##### PROVIDED DATA

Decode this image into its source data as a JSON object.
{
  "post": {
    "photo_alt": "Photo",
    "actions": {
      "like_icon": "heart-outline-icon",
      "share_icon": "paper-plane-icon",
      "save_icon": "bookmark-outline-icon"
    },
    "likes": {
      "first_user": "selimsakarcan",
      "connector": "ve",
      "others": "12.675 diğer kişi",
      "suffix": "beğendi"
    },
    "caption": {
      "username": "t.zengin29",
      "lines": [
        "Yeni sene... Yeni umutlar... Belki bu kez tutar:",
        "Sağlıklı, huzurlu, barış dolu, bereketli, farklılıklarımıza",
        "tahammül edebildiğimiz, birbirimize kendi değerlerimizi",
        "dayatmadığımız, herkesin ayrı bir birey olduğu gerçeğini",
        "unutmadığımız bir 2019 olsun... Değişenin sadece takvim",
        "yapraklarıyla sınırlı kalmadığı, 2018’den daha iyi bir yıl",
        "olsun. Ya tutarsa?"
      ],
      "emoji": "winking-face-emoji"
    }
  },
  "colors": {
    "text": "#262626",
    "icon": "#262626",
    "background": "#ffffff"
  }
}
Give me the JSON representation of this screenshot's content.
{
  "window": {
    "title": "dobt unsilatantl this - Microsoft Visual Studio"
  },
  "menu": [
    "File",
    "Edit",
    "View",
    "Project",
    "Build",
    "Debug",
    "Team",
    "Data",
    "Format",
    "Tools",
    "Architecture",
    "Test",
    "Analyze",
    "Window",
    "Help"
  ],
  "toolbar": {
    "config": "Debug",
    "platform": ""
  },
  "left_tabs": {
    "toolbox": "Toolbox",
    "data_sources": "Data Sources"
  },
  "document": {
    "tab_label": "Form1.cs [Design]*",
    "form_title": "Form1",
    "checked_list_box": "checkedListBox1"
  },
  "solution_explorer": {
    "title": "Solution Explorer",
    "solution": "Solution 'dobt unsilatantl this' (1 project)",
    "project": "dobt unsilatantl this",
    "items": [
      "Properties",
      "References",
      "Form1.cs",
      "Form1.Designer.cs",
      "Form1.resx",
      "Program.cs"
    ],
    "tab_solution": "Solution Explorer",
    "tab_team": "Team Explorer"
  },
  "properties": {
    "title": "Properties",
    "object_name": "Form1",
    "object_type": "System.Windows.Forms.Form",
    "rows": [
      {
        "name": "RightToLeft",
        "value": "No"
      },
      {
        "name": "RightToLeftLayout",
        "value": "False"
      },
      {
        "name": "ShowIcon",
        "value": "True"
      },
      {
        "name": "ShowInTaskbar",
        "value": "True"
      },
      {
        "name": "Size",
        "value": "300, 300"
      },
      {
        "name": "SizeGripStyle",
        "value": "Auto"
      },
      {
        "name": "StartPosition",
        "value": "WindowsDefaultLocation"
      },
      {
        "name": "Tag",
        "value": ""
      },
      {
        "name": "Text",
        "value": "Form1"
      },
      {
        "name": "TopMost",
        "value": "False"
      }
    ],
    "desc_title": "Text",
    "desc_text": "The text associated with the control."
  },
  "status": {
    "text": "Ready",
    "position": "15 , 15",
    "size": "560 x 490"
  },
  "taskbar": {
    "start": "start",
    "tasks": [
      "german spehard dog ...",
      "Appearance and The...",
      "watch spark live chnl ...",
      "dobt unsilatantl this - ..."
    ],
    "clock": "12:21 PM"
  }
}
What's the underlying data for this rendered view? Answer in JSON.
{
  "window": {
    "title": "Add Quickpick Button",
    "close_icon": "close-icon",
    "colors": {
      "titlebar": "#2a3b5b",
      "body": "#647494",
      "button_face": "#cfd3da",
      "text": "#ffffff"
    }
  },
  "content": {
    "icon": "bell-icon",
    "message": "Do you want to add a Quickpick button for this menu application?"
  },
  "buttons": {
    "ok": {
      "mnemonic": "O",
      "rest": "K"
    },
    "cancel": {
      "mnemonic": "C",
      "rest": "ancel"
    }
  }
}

##########

All records above must be set down exactly, please.

TASK SOLUTION —
Decode this image into its source data as a JSON object.
{
  "post": {
    "photo_alt": "Photo",
    "actions": {
      "like_icon": "heart-outline-icon",
      "share_icon": "paper-plane-icon",
      "save_icon": "bookmark-outline-icon"
    },
    "likes": {
      "first_user": "selimsakarcan",
      "connector": "ve",
      "others": "12.675 diğer kişi",
      "suffix": "beğendi"
    },
    "caption": {
      "username": "t.zengin29",
      "lines": [
        "Yeni sene... Yeni umutlar... Belki bu kez tutar:",
        "Sağlıklı, huzurlu, barış dolu, bereketli, farklılıklarımıza",
        "tahammül edebildiğimiz, birbirimize kendi değerlerimizi",
        "dayatmadığımız, herkesin ayrı bir birey olduğu gerçeğini",
        "unutmadığımız bir 2019 olsun... Değişenin sadece takvim",
        "yapraklarıyla sınırlı kalmadığı, 2018’den daha iyi bir yıl",
        "olsun. Ya tutarsa?"
      ],
      "emoji": "winking-face-emoji"
    }
  },
  "colors": {
    "text": "#262626",
    "icon": "#262626",
    "background": "#ffffff"
  }
}
Give me the JSON representation of this screenshot's content.
{
  "window": {
    "title": "dobt unsilatantl this - Microsoft Visual Studio"
  },
  "menu": [
    "File",
    "Edit",
    "View",
    "Project",
    "Build",
    "Debug",
    "Team",
    "Data",
    "Format",
    "Tools",
    "Architecture",
    "Test",
    "Analyze",
    "Window",
    "Help"
  ],
  "toolbar": {
    "config": "Debug",
    "platform": ""
  },
  "left_tabs": {
    "toolbox": "Toolbox",
    "data_sources": "Data Sources"
  },
  "document": {
    "tab_label": "Form1.cs [Design]*",
    "form_title": "Form1",
    "checked_list_box": "checkedListBox1"
  },
  "solution_explorer": {
    "title": "Solution Explorer",
    "solution": "Solution 'dobt unsilatantl this' (1 project)",
    "project": "dobt unsilatantl this",
    "items": [
      "Properties",
      "References",
      "Form1.cs",
      "Form1.Designer.cs",
      "Form1.resx",
      "Program.cs"
    ],
    "tab_solution": "Solution Explorer",
    "tab_team": "Team Explorer"
  },
  "properties": {
    "title": "Properties",
    "object_name": "Form1",
    "object_type": "System.Windows.Forms.Form",
    "rows": [
      {
        "name": "RightToLeft",
        "value": "No"
      },
      {
        "name": "RightToLeftLayout",
        "value": "False"
      },
      {
        "name": "ShowIcon",
        "value": "True"
      },
      {
        "name": "ShowInTaskbar",
        "value": "True"
      },
      {
        "name": "Size",
        "value": "300, 300"
      },
      {
        "name": "SizeGripStyle",
        "value": "Auto"
      },
      {
        "name": "StartPosition",
        "value": "WindowsDefaultLocation"
      },
      {
        "name": "Tag",
        "value": ""
      },
      {
        "name": "Text",
        "value": "Form1"
      },
      {
        "name": "TopMost",
        "value": "False"
      }
    ],
    "desc_title": "Text",
    "desc_text": "The text associated with the control."
  },
  "status": {
    "text": "Ready",
    "position": "15 , 15",
    "size": "560 x 490"
  },
  "taskbar": {
    "start": "start",
    "tasks": [
      "german spehard dog ...",
      "Appearance and The...",
      "watch spark live chnl ...",
      "dobt unsilatantl this - ..."
    ],
    "clock": "12:21 PM"
  }
}
What's the underlying data for this rendered view? Answer in JSON.
{
  "window": {
    "title": "Add Quickpick Button",
    "close_icon": "close-icon",
    "colors": {
      "titlebar": "#2a3b5b",
      "body": "#647494",
      "button_face": "#cfd3da",
      "text": "#ffffff"
    }
  },
  "content": {
    "icon": "bell-icon",
    "message": "Do you want to add a Quickpick button for this menu application?"
  },
  "buttons": {
    "ok": {
      "mnemonic": "O",
      "rest": "K"
    },
    "cancel": {
      "mnemonic": "C",
      "rest": "ancel"
    }
  }
}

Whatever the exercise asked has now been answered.